Exercise instructions:
For the material that follows, list every line containing the word "role".

Data for this task:

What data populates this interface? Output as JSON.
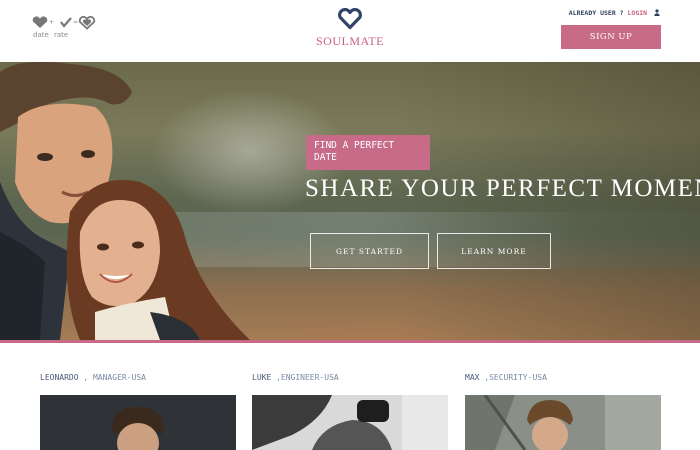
{
  "header": {
    "mini_logo": {
      "left_label": "date",
      "right_label": "rate",
      "icons": [
        "heart-icon",
        "check-heart-icon",
        "heart-outline-icon"
      ]
    },
    "brand": {
      "name": "SOULMATE",
      "icon": "heart-outline-icon"
    },
    "account": {
      "prefix": "ALREADY USER ?",
      "login_label": "LOGIN",
      "icon": "user-icon"
    },
    "signup_label": "SIGN UP"
  },
  "hero": {
    "tagline": "FIND A PERFECT DATE",
    "headline": "SHARE YOUR PERFECT MOMENTS",
    "buttons": {
      "get_started": "GET STARTED",
      "learn_more": "LEARN MORE"
    }
  },
  "profiles": [
    {
      "name": "LEONARDO",
      "separator": " , ",
      "role": "MANAGER-USA"
    },
    {
      "name": "LUKE",
      "separator": " ,",
      "role": "ENGINEER-USA"
    },
    {
      "name": "MAX",
      "separator": " ,",
      "role": "SECURITY-USA"
    }
  ],
  "colors": {
    "accent": "#c86b88",
    "brand_text": "#c9617d",
    "navy": "#2f3f60",
    "muted_caption": "#7a8aa6"
  }
}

Result of this exercise:
      "role": "MANAGER-USA"
      "role": "ENGINEER-USA"
      "role": "SECURITY-USA"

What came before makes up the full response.